— START OF Provided material —

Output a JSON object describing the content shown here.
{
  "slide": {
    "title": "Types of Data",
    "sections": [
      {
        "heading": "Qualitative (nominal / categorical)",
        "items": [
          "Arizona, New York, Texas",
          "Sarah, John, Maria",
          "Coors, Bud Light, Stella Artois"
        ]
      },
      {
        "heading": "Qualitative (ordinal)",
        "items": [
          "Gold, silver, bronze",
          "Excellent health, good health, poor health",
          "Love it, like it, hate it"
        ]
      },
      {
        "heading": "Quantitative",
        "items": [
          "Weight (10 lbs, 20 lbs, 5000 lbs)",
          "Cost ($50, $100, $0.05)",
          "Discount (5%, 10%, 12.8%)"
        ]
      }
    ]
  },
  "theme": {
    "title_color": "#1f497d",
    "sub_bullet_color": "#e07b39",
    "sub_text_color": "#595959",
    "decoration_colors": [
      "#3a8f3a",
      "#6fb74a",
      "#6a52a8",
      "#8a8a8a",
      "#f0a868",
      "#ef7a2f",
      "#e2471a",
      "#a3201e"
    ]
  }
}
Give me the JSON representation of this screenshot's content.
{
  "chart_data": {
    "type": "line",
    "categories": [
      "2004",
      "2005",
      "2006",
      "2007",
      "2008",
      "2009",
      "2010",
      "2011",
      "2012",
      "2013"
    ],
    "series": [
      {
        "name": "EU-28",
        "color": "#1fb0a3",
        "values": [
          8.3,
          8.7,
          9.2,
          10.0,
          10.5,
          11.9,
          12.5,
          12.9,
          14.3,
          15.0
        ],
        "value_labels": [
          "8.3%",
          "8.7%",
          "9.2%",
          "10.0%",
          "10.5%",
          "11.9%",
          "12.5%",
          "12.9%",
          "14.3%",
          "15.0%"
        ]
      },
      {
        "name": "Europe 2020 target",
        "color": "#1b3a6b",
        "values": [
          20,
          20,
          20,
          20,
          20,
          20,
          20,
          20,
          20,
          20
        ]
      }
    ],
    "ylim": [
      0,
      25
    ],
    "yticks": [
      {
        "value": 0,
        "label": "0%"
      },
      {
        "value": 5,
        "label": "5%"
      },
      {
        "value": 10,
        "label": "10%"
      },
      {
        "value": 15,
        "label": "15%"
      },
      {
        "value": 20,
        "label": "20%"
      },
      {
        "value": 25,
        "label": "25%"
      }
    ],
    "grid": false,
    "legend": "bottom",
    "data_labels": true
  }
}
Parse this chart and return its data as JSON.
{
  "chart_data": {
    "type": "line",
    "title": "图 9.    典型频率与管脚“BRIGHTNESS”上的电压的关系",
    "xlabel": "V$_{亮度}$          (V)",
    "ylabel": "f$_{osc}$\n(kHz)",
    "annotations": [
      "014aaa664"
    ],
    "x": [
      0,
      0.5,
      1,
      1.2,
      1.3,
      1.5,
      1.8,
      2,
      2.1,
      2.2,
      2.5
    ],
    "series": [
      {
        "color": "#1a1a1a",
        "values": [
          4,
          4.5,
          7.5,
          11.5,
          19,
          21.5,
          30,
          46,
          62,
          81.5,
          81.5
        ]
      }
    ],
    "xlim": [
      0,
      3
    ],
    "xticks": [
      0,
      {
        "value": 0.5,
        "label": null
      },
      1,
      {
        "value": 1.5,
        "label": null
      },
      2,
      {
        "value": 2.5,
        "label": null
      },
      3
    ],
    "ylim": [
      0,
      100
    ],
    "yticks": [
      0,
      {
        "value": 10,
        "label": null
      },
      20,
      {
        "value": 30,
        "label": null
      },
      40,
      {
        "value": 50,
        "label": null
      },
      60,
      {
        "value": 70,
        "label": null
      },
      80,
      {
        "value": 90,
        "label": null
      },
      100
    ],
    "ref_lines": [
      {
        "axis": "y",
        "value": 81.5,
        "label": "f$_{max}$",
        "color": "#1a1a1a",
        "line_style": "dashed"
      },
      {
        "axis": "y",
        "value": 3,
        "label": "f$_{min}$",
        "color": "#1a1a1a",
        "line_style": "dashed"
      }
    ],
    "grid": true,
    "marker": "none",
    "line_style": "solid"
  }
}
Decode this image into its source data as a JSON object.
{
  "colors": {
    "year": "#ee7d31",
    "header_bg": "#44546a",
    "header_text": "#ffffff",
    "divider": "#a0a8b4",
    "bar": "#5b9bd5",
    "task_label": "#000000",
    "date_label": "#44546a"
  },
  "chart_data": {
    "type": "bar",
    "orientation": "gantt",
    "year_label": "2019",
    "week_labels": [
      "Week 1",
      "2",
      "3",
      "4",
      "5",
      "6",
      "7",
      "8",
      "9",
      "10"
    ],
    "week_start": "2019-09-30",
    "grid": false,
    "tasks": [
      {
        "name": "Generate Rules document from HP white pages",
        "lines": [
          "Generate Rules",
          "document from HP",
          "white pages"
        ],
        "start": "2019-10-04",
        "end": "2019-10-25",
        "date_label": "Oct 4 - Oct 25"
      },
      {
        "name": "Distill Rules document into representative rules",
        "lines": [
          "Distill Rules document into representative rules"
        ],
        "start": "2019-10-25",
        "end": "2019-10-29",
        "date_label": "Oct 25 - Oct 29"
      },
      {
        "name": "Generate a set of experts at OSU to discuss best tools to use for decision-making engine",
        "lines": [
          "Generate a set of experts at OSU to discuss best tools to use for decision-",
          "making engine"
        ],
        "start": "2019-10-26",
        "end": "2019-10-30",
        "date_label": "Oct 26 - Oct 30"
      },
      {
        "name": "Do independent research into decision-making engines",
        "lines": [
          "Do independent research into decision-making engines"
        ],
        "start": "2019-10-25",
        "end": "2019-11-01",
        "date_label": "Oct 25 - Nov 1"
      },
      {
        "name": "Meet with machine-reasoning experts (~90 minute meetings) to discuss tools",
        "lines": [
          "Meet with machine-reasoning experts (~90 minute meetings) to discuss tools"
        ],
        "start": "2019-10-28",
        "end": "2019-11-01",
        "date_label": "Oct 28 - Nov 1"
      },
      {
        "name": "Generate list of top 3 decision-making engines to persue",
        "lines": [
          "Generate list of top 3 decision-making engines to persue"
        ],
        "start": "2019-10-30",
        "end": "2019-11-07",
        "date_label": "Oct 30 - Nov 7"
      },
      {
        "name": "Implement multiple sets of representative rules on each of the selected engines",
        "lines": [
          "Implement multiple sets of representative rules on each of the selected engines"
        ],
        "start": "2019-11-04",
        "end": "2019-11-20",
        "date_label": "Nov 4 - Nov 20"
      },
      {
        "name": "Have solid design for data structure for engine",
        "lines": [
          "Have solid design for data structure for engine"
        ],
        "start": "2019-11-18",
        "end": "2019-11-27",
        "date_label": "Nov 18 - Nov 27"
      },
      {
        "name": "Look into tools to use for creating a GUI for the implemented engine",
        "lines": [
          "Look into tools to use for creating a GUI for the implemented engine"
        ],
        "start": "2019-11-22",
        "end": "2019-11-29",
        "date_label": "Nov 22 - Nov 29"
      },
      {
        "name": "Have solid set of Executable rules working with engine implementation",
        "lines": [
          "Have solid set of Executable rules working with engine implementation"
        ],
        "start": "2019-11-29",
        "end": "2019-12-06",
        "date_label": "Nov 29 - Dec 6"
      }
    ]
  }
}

— END OF Provided material —

> [Task statement]
Output the whole listing above again, word for word.

> [Solution below]
Output a JSON object describing the content shown here.
{
  "slide": {
    "title": "Types of Data",
    "sections": [
      {
        "heading": "Qualitative (nominal / categorical)",
        "items": [
          "Arizona, New York, Texas",
          "Sarah, John, Maria",
          "Coors, Bud Light, Stella Artois"
        ]
      },
      {
        "heading": "Qualitative (ordinal)",
        "items": [
          "Gold, silver, bronze",
          "Excellent health, good health, poor health",
          "Love it, like it, hate it"
        ]
      },
      {
        "heading": "Quantitative",
        "items": [
          "Weight (10 lbs, 20 lbs, 5000 lbs)",
          "Cost ($50, $100, $0.05)",
          "Discount (5%, 10%, 12.8%)"
        ]
      }
    ]
  },
  "theme": {
    "title_color": "#1f497d",
    "sub_bullet_color": "#e07b39",
    "sub_text_color": "#595959",
    "decoration_colors": [
      "#3a8f3a",
      "#6fb74a",
      "#6a52a8",
      "#8a8a8a",
      "#f0a868",
      "#ef7a2f",
      "#e2471a",
      "#a3201e"
    ]
  }
}
Give me the JSON representation of this screenshot's content.
{
  "chart_data": {
    "type": "line",
    "categories": [
      "2004",
      "2005",
      "2006",
      "2007",
      "2008",
      "2009",
      "2010",
      "2011",
      "2012",
      "2013"
    ],
    "series": [
      {
        "name": "EU-28",
        "color": "#1fb0a3",
        "values": [
          8.3,
          8.7,
          9.2,
          10.0,
          10.5,
          11.9,
          12.5,
          12.9,
          14.3,
          15.0
        ],
        "value_labels": [
          "8.3%",
          "8.7%",
          "9.2%",
          "10.0%",
          "10.5%",
          "11.9%",
          "12.5%",
          "12.9%",
          "14.3%",
          "15.0%"
        ]
      },
      {
        "name": "Europe 2020 target",
        "color": "#1b3a6b",
        "values": [
          20,
          20,
          20,
          20,
          20,
          20,
          20,
          20,
          20,
          20
        ]
      }
    ],
    "ylim": [
      0,
      25
    ],
    "yticks": [
      {
        "value": 0,
        "label": "0%"
      },
      {
        "value": 5,
        "label": "5%"
      },
      {
        "value": 10,
        "label": "10%"
      },
      {
        "value": 15,
        "label": "15%"
      },
      {
        "value": 20,
        "label": "20%"
      },
      {
        "value": 25,
        "label": "25%"
      }
    ],
    "grid": false,
    "legend": "bottom",
    "data_labels": true
  }
}
Parse this chart and return its data as JSON.
{
  "chart_data": {
    "type": "line",
    "title": "图 9.    典型频率与管脚“BRIGHTNESS”上的电压的关系",
    "xlabel": "V$_{亮度}$          (V)",
    "ylabel": "f$_{osc}$\n(kHz)",
    "annotations": [
      "014aaa664"
    ],
    "x": [
      0,
      0.5,
      1,
      1.2,
      1.3,
      1.5,
      1.8,
      2,
      2.1,
      2.2,
      2.5
    ],
    "series": [
      {
        "color": "#1a1a1a",
        "values": [
          4,
          4.5,
          7.5,
          11.5,
          19,
          21.5,
          30,
          46,
          62,
          81.5,
          81.5
        ]
      }
    ],
    "xlim": [
      0,
      3
    ],
    "xticks": [
      0,
      {
        "value": 0.5,
        "label": null
      },
      1,
      {
        "value": 1.5,
        "label": null
      },
      2,
      {
        "value": 2.5,
        "label": null
      },
      3
    ],
    "ylim": [
      0,
      100
    ],
    "yticks": [
      0,
      {
        "value": 10,
        "label": null
      },
      20,
      {
        "value": 30,
        "label": null
      },
      40,
      {
        "value": 50,
        "label": null
      },
      60,
      {
        "value": 70,
        "label": null
      },
      80,
      {
        "value": 90,
        "label": null
      },
      100
    ],
    "ref_lines": [
      {
        "axis": "y",
        "value": 81.5,
        "label": "f$_{max}$",
        "color": "#1a1a1a",
        "line_style": "dashed"
      },
      {
        "axis": "y",
        "value": 3,
        "label": "f$_{min}$",
        "color": "#1a1a1a",
        "line_style": "dashed"
      }
    ],
    "grid": true,
    "marker": "none",
    "line_style": "solid"
  }
}
Decode this image into its source data as a JSON object.
{
  "colors": {
    "year": "#ee7d31",
    "header_bg": "#44546a",
    "header_text": "#ffffff",
    "divider": "#a0a8b4",
    "bar": "#5b9bd5",
    "task_label": "#000000",
    "date_label": "#44546a"
  },
  "chart_data": {
    "type": "bar",
    "orientation": "gantt",
    "year_label": "2019",
    "week_labels": [
      "Week 1",
      "2",
      "3",
      "4",
      "5",
      "6",
      "7",
      "8",
      "9",
      "10"
    ],
    "week_start": "2019-09-30",
    "grid": false,
    "tasks": [
      {
        "name": "Generate Rules document from HP white pages",
        "lines": [
          "Generate Rules",
          "document from HP",
          "white pages"
        ],
        "start": "2019-10-04",
        "end": "2019-10-25",
        "date_label": "Oct 4 - Oct 25"
      },
      {
        "name": "Distill Rules document into representative rules",
        "lines": [
          "Distill Rules document into representative rules"
        ],
        "start": "2019-10-25",
        "end": "2019-10-29",
        "date_label": "Oct 25 - Oct 29"
      },
      {
        "name": "Generate a set of experts at OSU to discuss best tools to use for decision-making engine",
        "lines": [
          "Generate a set of experts at OSU to discuss best tools to use for decision-",
          "making engine"
        ],
        "start": "2019-10-26",
        "end": "2019-10-30",
        "date_label": "Oct 26 - Oct 30"
      },
      {
        "name": "Do independent research into decision-making engines",
        "lines": [
          "Do independent research into decision-making engines"
        ],
        "start": "2019-10-25",
        "end": "2019-11-01",
        "date_label": "Oct 25 - Nov 1"
      },
      {
        "name": "Meet with machine-reasoning experts (~90 minute meetings) to discuss tools",
        "lines": [
          "Meet with machine-reasoning experts (~90 minute meetings) to discuss tools"
        ],
        "start": "2019-10-28",
        "end": "2019-11-01",
        "date_label": "Oct 28 - Nov 1"
      },
      {
        "name": "Generate list of top 3 decision-making engines to persue",
        "lines": [
          "Generate list of top 3 decision-making engines to persue"
        ],
        "start": "2019-10-30",
        "end": "2019-11-07",
        "date_label": "Oct 30 - Nov 7"
      },
      {
        "name": "Implement multiple sets of representative rules on each of the selected engines",
        "lines": [
          "Implement multiple sets of representative rules on each of the selected engines"
        ],
        "start": "2019-11-04",
        "end": "2019-11-20",
        "date_label": "Nov 4 - Nov 20"
      },
      {
        "name": "Have solid design for data structure for engine",
        "lines": [
          "Have solid design for data structure for engine"
        ],
        "start": "2019-11-18",
        "end": "2019-11-27",
        "date_label": "Nov 18 - Nov 27"
      },
      {
        "name": "Look into tools to use for creating a GUI for the implemented engine",
        "lines": [
          "Look into tools to use for creating a GUI for the implemented engine"
        ],
        "start": "2019-11-22",
        "end": "2019-11-29",
        "date_label": "Nov 22 - Nov 29"
      },
      {
        "name": "Have solid set of Executable rules working with engine implementation",
        "lines": [
          "Have solid set of Executable rules working with engine implementation"
        ],
        "start": "2019-11-29",
        "end": "2019-12-06",
        "date_label": "Nov 29 - Dec 6"
      }
    ]
  }
}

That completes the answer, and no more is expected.